» **Task prompt**:
Pick out the lines below that include the string "rémunérée".

» **Supplied records**:
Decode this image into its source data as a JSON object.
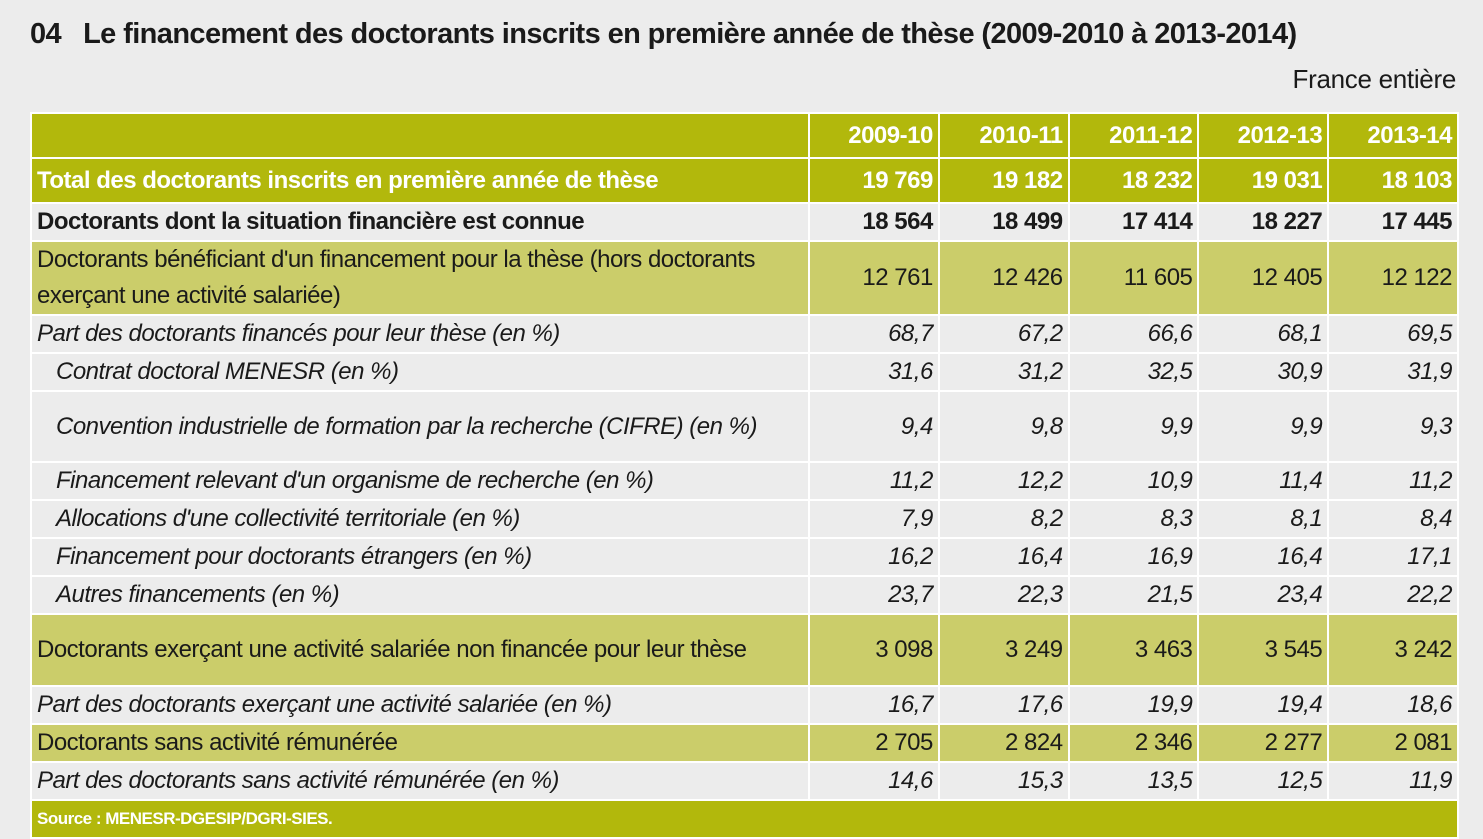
{
  "title": {
    "number": "04",
    "text": "Le financement des doctorants inscrits en première année de thèse (2009-2010 à 2013-2014)"
  },
  "subtitle": "France entière",
  "table": {
    "columns": [
      "2009-10",
      "2010-11",
      "2011-12",
      "2012-13",
      "2013-14"
    ],
    "rows": [
      {
        "label": "Total des doctorants inscrits en première année de thèse",
        "style": "dark",
        "values": [
          "19 769",
          "19 182",
          "18 232",
          "19 031",
          "18 103"
        ]
      },
      {
        "label": "Doctorants dont la situation financière est connue",
        "style": "plain bold",
        "values": [
          "18 564",
          "18 499",
          "17 414",
          "18 227",
          "17 445"
        ]
      },
      {
        "label": "Doctorants bénéficiant d'un financement pour la thèse (hors doctorants exerçant une activité salariée)",
        "style": "light",
        "values": [
          "12 761",
          "12 426",
          "11 605",
          "12 405",
          "12 122"
        ]
      },
      {
        "label": "Part des doctorants financés pour leur thèse (en %)",
        "style": "plain ital",
        "values": [
          "68,7",
          "67,2",
          "66,6",
          "68,1",
          "69,5"
        ]
      },
      {
        "label": "Contrat doctoral MENESR (en %)",
        "style": "plain ital ind",
        "values": [
          "31,6",
          "31,2",
          "32,5",
          "30,9",
          "31,9"
        ]
      },
      {
        "label": "Convention industrielle de formation par la recherche (CIFRE) (en %)",
        "style": "plain ital ind",
        "values": [
          "9,4",
          "9,8",
          "9,9",
          "9,9",
          "9,3"
        ]
      },
      {
        "label": "Financement relevant d'un organisme de recherche  (en %)",
        "style": "plain ital ind",
        "values": [
          "11,2",
          "12,2",
          "10,9",
          "11,4",
          "11,2"
        ]
      },
      {
        "label": "Allocations d'une collectivité territoriale  (en %)",
        "style": "plain ital ind",
        "values": [
          "7,9",
          "8,2",
          "8,3",
          "8,1",
          "8,4"
        ]
      },
      {
        "label": "Financement pour doctorants étrangers  (en %)",
        "style": "plain ital ind",
        "values": [
          "16,2",
          "16,4",
          "16,9",
          "16,4",
          "17,1"
        ]
      },
      {
        "label": "Autres financements  (en %)",
        "style": "plain ital ind",
        "values": [
          "23,7",
          "22,3",
          "21,5",
          "23,4",
          "22,2"
        ]
      },
      {
        "label": "Doctorants exerçant une activité salariée non financée pour leur thèse",
        "style": "light",
        "values": [
          "3 098",
          "3 249",
          "3 463",
          "3 545",
          "3 242"
        ]
      },
      {
        "label": "Part des doctorants exerçant une activité salariée (en %)",
        "style": "plain ital",
        "values": [
          "16,7",
          "17,6",
          "19,9",
          "19,4",
          "18,6"
        ]
      },
      {
        "label": "Doctorants sans activité rémunérée",
        "style": "light",
        "values": [
          "2 705",
          "2 824",
          "2 346",
          "2 277",
          "2 081"
        ]
      },
      {
        "label": "Part des doctorants sans activité rémunérée (en %)",
        "style": "plain ital",
        "values": [
          "14,6",
          "15,3",
          "13,5",
          "12,5",
          "11,9"
        ]
      }
    ],
    "source": "Source : MENESR-DGESIP/DGRI-SIES."
  }
}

» **Worked answer**:
        "label": "Doctorants sans activité rémunérée",
        "label": "Part des doctorants sans activité rémunérée (en %)",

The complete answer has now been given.